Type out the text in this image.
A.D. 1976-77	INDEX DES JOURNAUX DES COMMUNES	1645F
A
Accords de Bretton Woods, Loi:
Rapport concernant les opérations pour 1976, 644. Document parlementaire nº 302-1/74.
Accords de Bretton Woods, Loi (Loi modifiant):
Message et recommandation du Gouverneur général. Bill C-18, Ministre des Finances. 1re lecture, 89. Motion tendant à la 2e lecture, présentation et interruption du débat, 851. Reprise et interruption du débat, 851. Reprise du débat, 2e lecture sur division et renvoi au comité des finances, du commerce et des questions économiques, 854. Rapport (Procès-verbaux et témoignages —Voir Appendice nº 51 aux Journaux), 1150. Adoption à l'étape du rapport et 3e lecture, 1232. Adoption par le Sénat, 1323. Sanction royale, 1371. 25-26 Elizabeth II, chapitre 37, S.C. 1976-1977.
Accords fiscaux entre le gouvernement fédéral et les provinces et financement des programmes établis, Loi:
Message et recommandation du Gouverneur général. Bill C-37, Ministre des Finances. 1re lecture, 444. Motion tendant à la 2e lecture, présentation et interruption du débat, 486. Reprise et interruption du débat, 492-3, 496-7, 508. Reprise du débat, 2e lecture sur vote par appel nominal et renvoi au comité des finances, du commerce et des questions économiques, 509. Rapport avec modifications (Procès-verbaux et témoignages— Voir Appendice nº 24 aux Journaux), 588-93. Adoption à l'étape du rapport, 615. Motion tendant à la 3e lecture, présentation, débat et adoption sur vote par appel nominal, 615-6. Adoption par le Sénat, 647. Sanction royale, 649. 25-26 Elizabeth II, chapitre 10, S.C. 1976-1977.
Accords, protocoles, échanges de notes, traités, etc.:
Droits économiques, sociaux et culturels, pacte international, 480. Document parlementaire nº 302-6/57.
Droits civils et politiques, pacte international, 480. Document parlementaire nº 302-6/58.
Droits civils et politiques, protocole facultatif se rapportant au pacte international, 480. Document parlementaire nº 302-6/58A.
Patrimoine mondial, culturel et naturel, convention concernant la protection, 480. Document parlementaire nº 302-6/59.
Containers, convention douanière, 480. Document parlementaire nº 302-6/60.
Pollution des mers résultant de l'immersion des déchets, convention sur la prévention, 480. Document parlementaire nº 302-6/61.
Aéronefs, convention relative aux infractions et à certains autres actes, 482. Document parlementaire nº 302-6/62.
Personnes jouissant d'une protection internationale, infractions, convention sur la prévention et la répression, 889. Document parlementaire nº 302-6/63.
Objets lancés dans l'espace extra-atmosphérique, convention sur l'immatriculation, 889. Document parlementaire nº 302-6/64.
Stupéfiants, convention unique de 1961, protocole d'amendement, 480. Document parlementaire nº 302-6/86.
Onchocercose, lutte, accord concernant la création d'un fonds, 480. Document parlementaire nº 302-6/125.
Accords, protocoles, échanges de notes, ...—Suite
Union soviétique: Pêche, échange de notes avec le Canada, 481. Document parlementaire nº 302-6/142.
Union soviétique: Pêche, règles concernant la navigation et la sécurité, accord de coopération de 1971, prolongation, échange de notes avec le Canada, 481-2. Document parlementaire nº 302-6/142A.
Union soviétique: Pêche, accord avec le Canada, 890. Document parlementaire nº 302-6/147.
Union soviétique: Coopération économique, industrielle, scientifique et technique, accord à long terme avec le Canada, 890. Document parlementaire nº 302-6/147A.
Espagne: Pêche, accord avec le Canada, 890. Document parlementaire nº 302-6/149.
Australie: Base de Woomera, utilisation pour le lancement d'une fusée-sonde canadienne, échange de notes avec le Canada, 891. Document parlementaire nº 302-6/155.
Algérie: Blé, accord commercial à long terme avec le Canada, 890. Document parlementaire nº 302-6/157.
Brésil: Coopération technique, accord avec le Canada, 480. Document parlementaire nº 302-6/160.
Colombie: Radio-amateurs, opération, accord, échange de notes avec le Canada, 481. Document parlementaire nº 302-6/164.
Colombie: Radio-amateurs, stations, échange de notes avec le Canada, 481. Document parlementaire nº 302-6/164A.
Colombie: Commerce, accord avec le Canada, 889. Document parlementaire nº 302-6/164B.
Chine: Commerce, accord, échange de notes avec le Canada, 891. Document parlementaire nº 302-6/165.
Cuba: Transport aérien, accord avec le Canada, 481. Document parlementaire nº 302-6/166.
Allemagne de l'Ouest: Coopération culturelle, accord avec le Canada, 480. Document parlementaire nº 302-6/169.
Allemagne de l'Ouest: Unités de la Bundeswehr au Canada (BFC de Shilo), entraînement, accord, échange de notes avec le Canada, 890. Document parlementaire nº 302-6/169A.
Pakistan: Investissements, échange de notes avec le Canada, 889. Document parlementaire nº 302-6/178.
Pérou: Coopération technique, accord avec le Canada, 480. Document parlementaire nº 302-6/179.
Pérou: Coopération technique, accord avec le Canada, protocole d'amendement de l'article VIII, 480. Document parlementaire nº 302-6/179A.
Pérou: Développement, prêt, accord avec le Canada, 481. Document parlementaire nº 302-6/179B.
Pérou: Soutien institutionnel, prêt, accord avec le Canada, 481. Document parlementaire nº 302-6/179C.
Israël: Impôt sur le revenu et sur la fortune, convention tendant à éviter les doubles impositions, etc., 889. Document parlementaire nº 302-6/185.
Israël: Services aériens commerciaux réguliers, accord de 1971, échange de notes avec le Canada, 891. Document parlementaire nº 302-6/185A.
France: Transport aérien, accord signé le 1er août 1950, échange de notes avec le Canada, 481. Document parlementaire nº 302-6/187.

################

■ TASK TO CARRY OUT: Collect the complete line wherever the string "convention" appears in the records.

■ WRITTEN RESPONSE:
Patrimoine mondial, culturel et naturel, convention concernant la protection, 480. Document parlementaire nº 302-6/59.
Containers, convention douanière, 480. Document parlementaire nº 302-6/60.
Pollution des mers résultant de l'immersion des déchets, convention sur la prévention, 480. Document parlementaire nº 302-6/61.
Aéronefs, convention relative aux infractions et à certains autres actes, 482. Document parlementaire nº 302-6/62.
Personnes jouissant d'une protection internationale, infractions, convention sur la prévention et la répression, 889. Document parlementaire nº 302-6/63.
Objets lancés dans l'espace extra-atmosphérique, convention sur l'immatriculation, 889. Document parlementaire nº 302-6/64.
Stupéfiants, convention unique de 1961, protocole d'amendement, 480. Document parlementaire nº 302-6/86.
Israël: Impôt sur le revenu et sur la fortune, convention tendant à éviter les doubles impositions, etc., 889. Document parlementaire nº 302-6/185.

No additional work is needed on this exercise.